● **Input for this task**:
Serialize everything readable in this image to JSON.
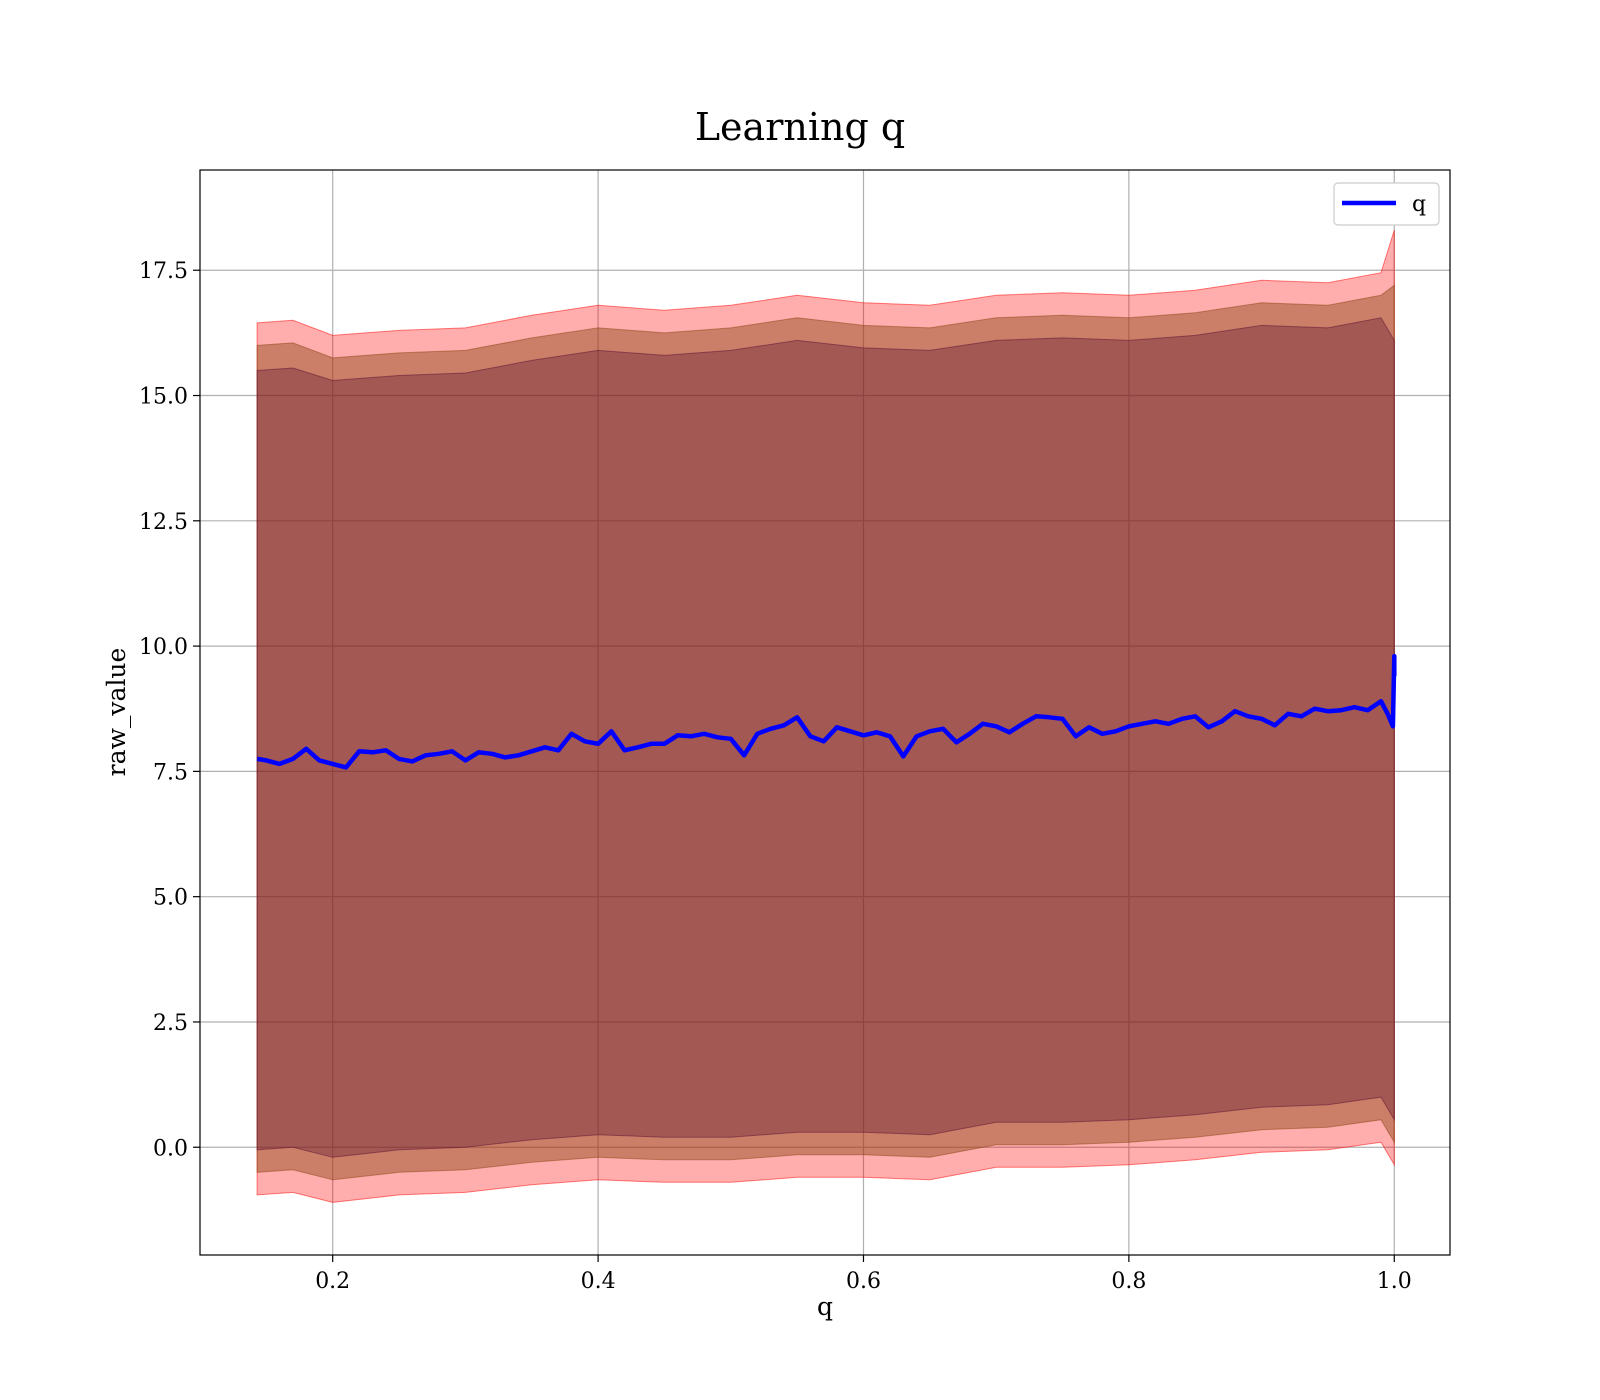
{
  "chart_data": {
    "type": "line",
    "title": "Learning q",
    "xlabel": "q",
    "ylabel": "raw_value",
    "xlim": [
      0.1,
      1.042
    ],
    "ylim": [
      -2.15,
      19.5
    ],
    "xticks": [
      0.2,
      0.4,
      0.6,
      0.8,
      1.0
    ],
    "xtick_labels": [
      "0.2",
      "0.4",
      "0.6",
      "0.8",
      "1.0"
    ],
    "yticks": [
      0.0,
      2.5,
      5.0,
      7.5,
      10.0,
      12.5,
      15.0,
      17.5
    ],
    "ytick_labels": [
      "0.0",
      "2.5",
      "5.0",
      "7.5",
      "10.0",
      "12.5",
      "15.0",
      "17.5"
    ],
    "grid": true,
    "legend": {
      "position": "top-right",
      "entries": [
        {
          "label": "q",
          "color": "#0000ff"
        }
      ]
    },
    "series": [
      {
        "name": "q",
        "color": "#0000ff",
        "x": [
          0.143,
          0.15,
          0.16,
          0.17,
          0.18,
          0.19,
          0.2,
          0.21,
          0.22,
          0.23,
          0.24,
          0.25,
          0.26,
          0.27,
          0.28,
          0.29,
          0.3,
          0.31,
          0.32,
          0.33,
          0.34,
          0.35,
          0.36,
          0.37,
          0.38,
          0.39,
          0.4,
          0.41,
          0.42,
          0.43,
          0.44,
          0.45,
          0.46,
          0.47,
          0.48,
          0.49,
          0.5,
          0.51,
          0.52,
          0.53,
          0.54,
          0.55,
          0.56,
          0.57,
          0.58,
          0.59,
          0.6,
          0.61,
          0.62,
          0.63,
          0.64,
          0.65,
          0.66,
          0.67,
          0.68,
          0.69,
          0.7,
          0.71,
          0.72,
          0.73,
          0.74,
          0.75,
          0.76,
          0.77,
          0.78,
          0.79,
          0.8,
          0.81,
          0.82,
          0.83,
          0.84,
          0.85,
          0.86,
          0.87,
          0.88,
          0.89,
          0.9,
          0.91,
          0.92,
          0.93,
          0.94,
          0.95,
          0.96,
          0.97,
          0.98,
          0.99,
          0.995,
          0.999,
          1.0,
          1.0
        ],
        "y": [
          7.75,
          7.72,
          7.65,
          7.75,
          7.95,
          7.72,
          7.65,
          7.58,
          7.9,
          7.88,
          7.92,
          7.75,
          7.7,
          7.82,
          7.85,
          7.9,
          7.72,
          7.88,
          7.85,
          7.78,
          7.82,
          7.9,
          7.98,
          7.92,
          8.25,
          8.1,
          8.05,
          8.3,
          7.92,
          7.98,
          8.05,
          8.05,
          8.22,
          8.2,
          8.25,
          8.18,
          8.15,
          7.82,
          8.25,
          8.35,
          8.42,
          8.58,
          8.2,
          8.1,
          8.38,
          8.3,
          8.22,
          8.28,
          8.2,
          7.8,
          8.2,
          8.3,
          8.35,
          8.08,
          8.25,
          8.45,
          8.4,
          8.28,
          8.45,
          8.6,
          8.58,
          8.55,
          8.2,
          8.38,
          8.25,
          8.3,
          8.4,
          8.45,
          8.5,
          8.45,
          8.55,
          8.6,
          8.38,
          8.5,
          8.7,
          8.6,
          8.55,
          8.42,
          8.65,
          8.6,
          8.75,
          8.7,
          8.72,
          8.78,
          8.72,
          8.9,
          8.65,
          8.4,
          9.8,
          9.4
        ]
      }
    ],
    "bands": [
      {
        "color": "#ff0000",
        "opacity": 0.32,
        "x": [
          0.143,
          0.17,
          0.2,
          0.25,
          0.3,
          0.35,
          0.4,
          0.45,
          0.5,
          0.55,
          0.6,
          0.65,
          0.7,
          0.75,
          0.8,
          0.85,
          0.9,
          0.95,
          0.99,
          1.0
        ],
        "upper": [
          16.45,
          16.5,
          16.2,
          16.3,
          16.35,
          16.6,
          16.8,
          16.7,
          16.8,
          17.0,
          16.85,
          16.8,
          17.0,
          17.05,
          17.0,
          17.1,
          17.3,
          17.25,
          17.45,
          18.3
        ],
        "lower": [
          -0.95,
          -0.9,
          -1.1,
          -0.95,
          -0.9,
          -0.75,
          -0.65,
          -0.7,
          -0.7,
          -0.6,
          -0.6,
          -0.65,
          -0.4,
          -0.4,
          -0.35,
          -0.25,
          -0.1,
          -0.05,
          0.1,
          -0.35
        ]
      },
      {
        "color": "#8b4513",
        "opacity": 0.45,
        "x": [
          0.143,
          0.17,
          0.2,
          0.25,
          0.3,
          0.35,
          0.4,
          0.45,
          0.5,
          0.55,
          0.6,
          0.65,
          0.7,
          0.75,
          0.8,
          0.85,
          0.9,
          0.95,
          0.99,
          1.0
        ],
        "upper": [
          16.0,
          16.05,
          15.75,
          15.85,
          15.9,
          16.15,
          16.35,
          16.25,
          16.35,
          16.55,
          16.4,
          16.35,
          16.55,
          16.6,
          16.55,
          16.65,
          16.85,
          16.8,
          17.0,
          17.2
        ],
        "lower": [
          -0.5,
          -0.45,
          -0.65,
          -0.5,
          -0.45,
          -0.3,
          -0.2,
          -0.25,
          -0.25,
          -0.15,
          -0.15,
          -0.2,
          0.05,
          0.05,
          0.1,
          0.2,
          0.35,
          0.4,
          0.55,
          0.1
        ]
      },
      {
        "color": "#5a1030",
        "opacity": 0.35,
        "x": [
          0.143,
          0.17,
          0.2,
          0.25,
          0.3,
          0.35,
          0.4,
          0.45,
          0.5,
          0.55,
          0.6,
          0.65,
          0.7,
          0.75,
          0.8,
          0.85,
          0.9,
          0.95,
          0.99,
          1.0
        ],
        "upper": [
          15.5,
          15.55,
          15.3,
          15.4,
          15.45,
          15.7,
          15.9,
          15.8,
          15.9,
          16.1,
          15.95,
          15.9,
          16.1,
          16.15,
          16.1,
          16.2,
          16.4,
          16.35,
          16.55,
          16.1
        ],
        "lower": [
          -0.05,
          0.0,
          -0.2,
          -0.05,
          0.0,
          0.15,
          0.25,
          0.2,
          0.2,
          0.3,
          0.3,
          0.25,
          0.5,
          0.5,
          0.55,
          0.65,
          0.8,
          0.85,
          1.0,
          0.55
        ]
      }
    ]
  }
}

...

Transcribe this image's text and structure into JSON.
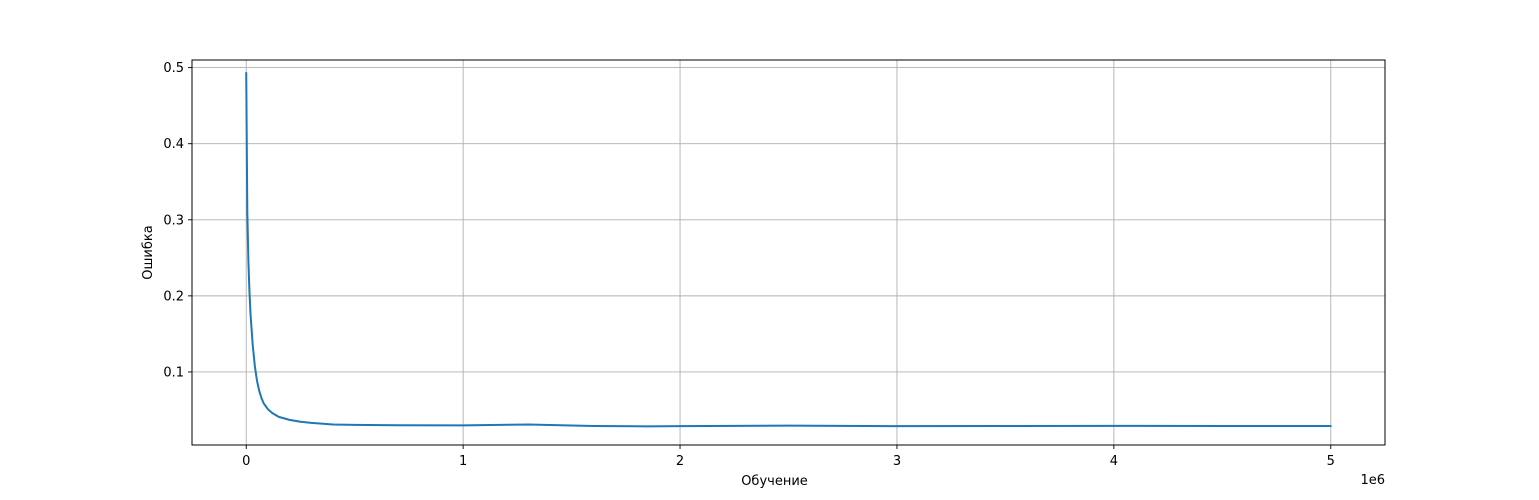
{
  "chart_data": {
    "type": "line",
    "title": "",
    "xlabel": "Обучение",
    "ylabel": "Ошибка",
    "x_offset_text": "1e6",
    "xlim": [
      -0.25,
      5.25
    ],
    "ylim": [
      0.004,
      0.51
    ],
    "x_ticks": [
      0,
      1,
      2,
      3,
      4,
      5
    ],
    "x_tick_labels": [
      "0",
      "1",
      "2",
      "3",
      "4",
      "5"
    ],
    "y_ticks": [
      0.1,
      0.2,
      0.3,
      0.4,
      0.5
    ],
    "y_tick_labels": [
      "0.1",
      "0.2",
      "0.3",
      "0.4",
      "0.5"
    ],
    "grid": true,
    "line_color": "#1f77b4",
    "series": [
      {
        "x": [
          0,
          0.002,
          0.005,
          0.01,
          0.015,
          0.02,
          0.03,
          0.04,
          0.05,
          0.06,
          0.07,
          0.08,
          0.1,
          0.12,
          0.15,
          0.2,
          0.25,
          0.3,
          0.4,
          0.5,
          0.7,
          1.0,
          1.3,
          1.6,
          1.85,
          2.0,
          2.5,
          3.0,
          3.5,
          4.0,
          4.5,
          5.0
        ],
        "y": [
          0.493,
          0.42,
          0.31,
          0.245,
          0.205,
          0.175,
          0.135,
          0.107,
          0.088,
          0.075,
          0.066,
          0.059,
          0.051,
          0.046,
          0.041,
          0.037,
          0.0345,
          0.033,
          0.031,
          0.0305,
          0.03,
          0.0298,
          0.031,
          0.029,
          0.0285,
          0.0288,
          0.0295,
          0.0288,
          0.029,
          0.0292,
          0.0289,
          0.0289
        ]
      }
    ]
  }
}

● **Work to be completed**:
Identify the lines in the entries above that contain "opacity", then copy them out.

● **Response to the task**:
        "opacity": 0.32,
        "opacity": 0.45,
        "opacity": 0.35,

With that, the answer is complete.